#### Task directions
Write out the entries below again, swapping each "Studierenden" for "Studenten" and leaving everything else unchanged.
** START OF Records supplied **
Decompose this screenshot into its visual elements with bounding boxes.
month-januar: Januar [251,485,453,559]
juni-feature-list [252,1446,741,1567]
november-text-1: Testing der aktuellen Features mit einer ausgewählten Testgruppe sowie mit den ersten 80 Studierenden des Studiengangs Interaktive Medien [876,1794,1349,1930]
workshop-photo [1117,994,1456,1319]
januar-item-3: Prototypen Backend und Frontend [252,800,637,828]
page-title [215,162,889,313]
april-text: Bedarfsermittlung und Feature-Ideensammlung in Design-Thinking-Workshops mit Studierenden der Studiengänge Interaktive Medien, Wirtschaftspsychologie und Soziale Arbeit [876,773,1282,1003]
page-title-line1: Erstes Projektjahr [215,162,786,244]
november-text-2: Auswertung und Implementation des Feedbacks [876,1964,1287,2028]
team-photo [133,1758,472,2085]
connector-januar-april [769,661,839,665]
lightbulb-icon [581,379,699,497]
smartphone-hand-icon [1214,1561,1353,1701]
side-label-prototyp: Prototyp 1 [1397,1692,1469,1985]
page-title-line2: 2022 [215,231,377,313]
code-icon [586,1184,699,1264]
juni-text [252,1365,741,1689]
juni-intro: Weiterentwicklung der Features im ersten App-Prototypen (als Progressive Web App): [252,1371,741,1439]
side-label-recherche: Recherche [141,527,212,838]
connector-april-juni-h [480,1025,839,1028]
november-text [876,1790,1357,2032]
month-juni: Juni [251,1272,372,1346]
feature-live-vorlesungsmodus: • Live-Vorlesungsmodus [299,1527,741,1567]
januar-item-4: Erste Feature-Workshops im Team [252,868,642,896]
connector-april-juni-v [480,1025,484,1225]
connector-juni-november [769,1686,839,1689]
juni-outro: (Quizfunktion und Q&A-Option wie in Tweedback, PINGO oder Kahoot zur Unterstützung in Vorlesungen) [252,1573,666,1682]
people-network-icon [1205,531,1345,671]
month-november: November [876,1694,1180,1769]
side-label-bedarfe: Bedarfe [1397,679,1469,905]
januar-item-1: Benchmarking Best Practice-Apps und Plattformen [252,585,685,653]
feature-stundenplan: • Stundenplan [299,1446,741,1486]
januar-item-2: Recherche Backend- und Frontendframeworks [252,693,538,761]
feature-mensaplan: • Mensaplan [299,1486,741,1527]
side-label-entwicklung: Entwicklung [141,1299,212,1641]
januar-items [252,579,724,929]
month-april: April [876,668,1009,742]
** END OF Records supplied **
#### Problem solution
Decompose this screenshot into its visual elements with bounding boxes.
month-januar: Januar [251,485,453,559]
juni-feature-list [252,1446,741,1567]
november-text-1: Testing der aktuellen Features mit einer ausgewählten Testgruppe sowie mit den ersten 80 Studenten des Studiengangs Interaktive Medien [876,1794,1349,1930]
workshop-photo [1117,994,1456,1319]
januar-item-3: Prototypen Backend und Frontend [252,800,637,828]
page-title [215,162,889,313]
april-text: Bedarfsermittlung und Feature-Ideensammlung in Design-Thinking-Workshops mit Studenten der Studiengänge Interaktive Medien, Wirtschaftspsychologie und Soziale Arbeit [876,773,1282,1003]
page-title-line1: Erstes Projektjahr [215,162,786,244]
november-text-2: Auswertung und Implementation des Feedbacks [876,1964,1287,2028]
team-photo [133,1758,472,2085]
connector-januar-april [769,661,839,665]
lightbulb-icon [581,379,699,497]
smartphone-hand-icon [1214,1561,1353,1701]
side-label-prototyp: Prototyp 1 [1397,1692,1469,1985]
page-title-line2: 2022 [215,231,377,313]
code-icon [586,1184,699,1264]
juni-text [252,1365,741,1689]
juni-intro: Weiterentwicklung der Features im ersten App-Prototypen (als Progressive Web App): [252,1371,741,1439]
side-label-recherche: Recherche [141,527,212,838]
connector-april-juni-h [480,1025,839,1028]
november-text [876,1790,1357,2032]
month-juni: Juni [251,1272,372,1346]
feature-live-vorlesungsmodus: • Live-Vorlesungsmodus [299,1527,741,1567]
januar-item-4: Erste Feature-Workshops im Team [252,868,642,896]
connector-april-juni-v [480,1025,484,1225]
connector-juni-november [769,1686,839,1689]
juni-outro: (Quizfunktion und Q&A-Option wie in Tweedback, PINGO oder Kahoot zur Unterstützung in Vorlesungen) [252,1573,666,1682]
people-network-icon [1205,531,1345,671]
month-november: November [876,1694,1180,1769]
side-label-bedarfe: Bedarfe [1397,679,1469,905]
januar-item-1: Benchmarking Best Practice-Apps und Plattformen [252,585,685,653]
feature-stundenplan: • Stundenplan [299,1446,741,1486]
januar-item-2: Recherche Backend- und Frontendframeworks [252,693,538,761]
feature-mensaplan: • Mensaplan [299,1486,741,1527]
side-label-entwicklung: Entwicklung [141,1299,212,1641]
januar-items [252,579,724,929]
month-april: April [876,668,1009,742]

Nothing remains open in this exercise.